§ ЗАДАНИЕ A:
Продублируй без изменений строки записей, начиная с самой первой и заканчивая строкой, в которой есть «- section-number: I.: [90, 74, 96, 85]», включительно.

§ ИСХОДНЫЙ ТЕКСТ:
Лубенец, знающий, опытный и дельный человек, окончил Дубровскую школу наездников и был прислан в Аргамаково лично Измайловым, которого об этом просил сам Сахновский. Я уже отметил блестящий вид лошадей в заводе, но некоторые дефекты и от моего, тогда ещё малоопытного, глаза скрыть было нельзя. Так, холостые кобылы были в худшем порядке, чем подсосные. Не понравился мне вид сосунов, то есть жеребят, родившихся в 1903 году: они были худоваты, иногда скучны. Дело в том, что в заводе Шибаева жеребятки не подкармливались отдельно от матери овсом, а получали его при матерях. Понятно, что на их долю оставались лишь крохи. Я указал на это Сахновскому, он со мною согласился и велел Лубенцу устранить этот недостаток. В то время на первоклассных заводах подкорм жеребят отдельно от матерей был уже введен.
Заводских маток, которые меня больше всего интересовали, было решено смотреть на выводке на следующий день. Мы вернулись в дом. У крыльца уже стояла линейка, запряженная одной лошадью, на этот раз смирным полукровным мерином, так как предстояло ехать в табун. Наскоро выпив по стакану чаю, мы с Сахновским отправились в степь. Эта поездка в табун давно манила меня. Я ничего так не любил в жизни, как отправиться в табун, обязательно перед вечером, по возможности не с хозяином табуна, а с управляющим или маточником. Как приятно и интересно было следить за движением кобыл, узнавать некоторых из них, наблюдать жизнь табуна! Нередко мне удавалось самому указать в табуне на лучших маток завода, и часто я отбирал для себя кобыл, которых на следующий день торговал, а иногда и покупал. Табун и его жизнь – это одна из самых красивых и увлекательных сторон коннозаводской жизни, и кто не знает и не любит ее, не знает и не любит ни лошадей, ни природы…
Ровной рысью, но потряхивая головой, как бы желая освободиться от хомута и тяжелой дуги, бежит наш мерин по направлению к табуну, а сзади на беговых дрожках поспевают за нами Лубенец и маточник. Табун ходит верстах в семи от усадьбы. Местность, по которой мы едем, неровная, местами холмистая, часто попадаются овраги и кустарники, иногда перелески. Справа от нас аргамаковская усадьба. Вдали мелькают церковь и помещичья усадьба. Я спрашиваю Сахновского, кому она принадлежит. «Это имение Подладчикова», – следует ответ. Преобладают кобылы темной масти, белых лишь две или три. Сахновский велит кучеру объехать табун. С небольшого пригорка, где мы остановились, табун виден как на ладони. Он ходит по колено в траве, лошади выглядят отлично. Высокая трава усыпана цветами: душистая кашка, татарское мыло и другие цветущие травы наполняют округу благоуханием. Изредка тихий, как бы застывший воздух оглашается разнообразными звуками – то степная птица, испуганная нашим появлением, дает о себе знать. Мы спускаемся с пригорка и медленно подходим к табуну. Лабунец, маточник и табунщик на башкирских лошадях окружают табун и не дают ему разбрестись по сторонам. Мы с Сахновским начинаем осмотр…
Шибаевский табун оказался хорош! Группа дочерей Нежданного, довольно значительная, выделялась сухостью и элегантностью. Кряжи – так называл Сахновский всех кобыл, в которых текла кровь Красивого-Молодца и его сыновей, – тоже составляли весьма значительную группу. Это были очень утробистые, с превосходными шеями, длинные, фризистые и очень низкие на ногах кобылы, настоящие матки-жеребятницы. Ими долго любовался Сахновский и говорил: «Вот кобылы, вот настоящие жеребятницы! Это фундамент завода!» Среди всех этих превосходных односортных и однотипных кобыл ярко выделялись несколько белых пятен. То были голицынская Варлянка, Слава, Невзгода и маленькая телегинская Удалая – кобылы совсем в другом роде. Слава, сухая, тонкая, изящная красавица, очаровала меня. Я спросил о ней у Сахновского. Он ответил, что это внучка кожинского Потешного, и добавил: «Великий был коннозаводчик Михаил Иванович Кожин! Лошади его, а в особенности кобылы, были так хороши, что равных им в свое время не находилось. Бывало, на ярмарке в Бекове если увидишь рысака в образе араба или кобылу с тонкой, лентистой шеей, с глазом в кулак, поразительным оскалом, блеском и гармонией форм, так и знай, что происходят они от какого-нибудь кожинского жеребца. Сколько их было тогда, этих лошадей, и куда все это девалось?»

§ ЗАДАНИЕ B:
Перепиши слово в слово фрагмент отрывка о конном заводе Шибаева, начиная с «Лубенец, знающий, опытный» и заканчивая «был уже введен.».

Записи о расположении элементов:
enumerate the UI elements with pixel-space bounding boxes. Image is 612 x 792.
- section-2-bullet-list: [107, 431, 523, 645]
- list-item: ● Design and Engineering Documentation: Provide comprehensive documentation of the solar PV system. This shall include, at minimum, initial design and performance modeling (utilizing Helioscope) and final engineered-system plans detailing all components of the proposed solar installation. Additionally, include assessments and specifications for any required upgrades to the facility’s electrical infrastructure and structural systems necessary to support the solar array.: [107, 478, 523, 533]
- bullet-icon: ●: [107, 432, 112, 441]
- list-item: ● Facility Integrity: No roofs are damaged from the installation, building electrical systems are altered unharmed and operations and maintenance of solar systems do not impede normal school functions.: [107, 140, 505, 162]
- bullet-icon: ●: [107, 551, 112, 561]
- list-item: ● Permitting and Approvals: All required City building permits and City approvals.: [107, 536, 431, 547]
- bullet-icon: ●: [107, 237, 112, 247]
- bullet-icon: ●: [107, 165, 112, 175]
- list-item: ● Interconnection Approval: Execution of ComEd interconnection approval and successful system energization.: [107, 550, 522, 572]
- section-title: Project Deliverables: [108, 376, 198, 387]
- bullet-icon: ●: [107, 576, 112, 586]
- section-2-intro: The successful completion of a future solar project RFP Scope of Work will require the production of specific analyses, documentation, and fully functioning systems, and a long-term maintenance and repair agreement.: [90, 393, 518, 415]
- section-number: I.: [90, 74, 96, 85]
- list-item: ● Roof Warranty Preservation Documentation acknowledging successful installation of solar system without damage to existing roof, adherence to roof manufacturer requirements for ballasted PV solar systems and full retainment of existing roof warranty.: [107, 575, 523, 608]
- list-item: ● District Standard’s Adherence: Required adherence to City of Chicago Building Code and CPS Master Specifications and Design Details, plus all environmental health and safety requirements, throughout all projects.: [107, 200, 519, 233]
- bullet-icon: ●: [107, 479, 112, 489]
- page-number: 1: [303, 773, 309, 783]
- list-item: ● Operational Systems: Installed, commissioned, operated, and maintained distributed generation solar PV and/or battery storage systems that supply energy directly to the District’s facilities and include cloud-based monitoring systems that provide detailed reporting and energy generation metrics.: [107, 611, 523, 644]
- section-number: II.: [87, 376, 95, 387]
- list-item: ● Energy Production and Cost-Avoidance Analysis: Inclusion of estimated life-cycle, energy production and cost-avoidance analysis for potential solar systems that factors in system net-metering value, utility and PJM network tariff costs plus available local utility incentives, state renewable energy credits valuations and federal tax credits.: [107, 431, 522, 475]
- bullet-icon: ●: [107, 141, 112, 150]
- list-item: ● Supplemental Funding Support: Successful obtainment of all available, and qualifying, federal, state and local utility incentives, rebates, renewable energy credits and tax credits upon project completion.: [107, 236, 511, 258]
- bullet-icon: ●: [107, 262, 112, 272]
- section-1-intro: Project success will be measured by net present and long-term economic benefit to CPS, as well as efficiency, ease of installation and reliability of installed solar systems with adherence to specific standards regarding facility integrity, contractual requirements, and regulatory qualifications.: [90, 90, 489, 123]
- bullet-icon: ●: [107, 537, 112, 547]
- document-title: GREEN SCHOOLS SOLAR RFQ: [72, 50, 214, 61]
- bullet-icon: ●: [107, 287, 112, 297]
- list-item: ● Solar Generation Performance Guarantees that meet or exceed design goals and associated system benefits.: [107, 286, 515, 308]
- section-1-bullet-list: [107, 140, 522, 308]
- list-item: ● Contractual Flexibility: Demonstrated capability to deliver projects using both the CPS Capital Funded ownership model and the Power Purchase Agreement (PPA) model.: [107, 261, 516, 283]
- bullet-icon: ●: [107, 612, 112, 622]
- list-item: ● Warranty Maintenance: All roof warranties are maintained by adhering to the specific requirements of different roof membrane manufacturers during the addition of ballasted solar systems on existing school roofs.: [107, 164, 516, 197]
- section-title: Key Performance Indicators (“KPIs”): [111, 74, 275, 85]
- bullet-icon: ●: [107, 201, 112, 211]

§ ПРАВИЛЬНЫЙ ОТВЕТ A:
enumerate the UI elements with pixel-space bounding boxes. Image is 612 x 792.
- section-2-bullet-list: [107, 431, 523, 645]
- list-item: ● Design and Engineering Documentation: Provide comprehensive documentation of the solar PV system. This shall include, at minimum, initial design and performance modeling (utilizing Helioscope) and final engineered-system plans detailing all components of the proposed solar installation. Additionally, include assessments and specifications for any required upgrades to the facility’s electrical infrastructure and structural systems necessary to support the solar array.: [107, 478, 523, 533]
- bullet-icon: ●: [107, 432, 112, 441]
- list-item: ● Facility Integrity: No roofs are damaged from the installation, building electrical systems are altered unharmed and operations and maintenance of solar systems do not impede normal school functions.: [107, 140, 505, 162]
- bullet-icon: ●: [107, 551, 112, 561]
- list-item: ● Permitting and Approvals: All required City building permits and City approvals.: [107, 536, 431, 547]
- bullet-icon: ●: [107, 237, 112, 247]
- bullet-icon: ●: [107, 165, 112, 175]
- list-item: ● Interconnection Approval: Execution of ComEd interconnection approval and successful system energization.: [107, 550, 522, 572]
- section-title: Project Deliverables: [108, 376, 198, 387]
- bullet-icon: ●: [107, 576, 112, 586]
- section-2-intro: The successful completion of a future solar project RFP Scope of Work will require the production of specific analyses, documentation, and fully functioning systems, and a long-term maintenance and repair agreement.: [90, 393, 518, 415]
- section-number: I.: [90, 74, 96, 85]

§ ПРАВИЛЬНЫЙ ОТВЕТ B:
Лубенец, знающий, опытный и дельный человек, окончил Дубровскую школу наездников и был прислан в Аргамаково лично Измайловым, которого об этом просил сам Сахновский. Я уже отметил блестящий вид лошадей в заводе, но некоторые дефекты и от моего, тогда ещё малоопытного, глаза скрыть было нельзя. Так, холостые кобылы были в худшем порядке, чем подсосные. Не понравился мне вид сосунов, то есть жеребят, родившихся в 1903 году: они были худоваты, иногда скучны. Дело в том, что в заводе Шибаева жеребятки не подкармливались отдельно от матери овсом, а получали его при матерях. Понятно, что на их долю оставались лишь крохи. Я указал на это Сахновскому, он со мною согласился и велел Лубенцу устранить этот недостаток. В то время на первоклассных заводах подкорм жеребят отдельно от матерей был уже введен.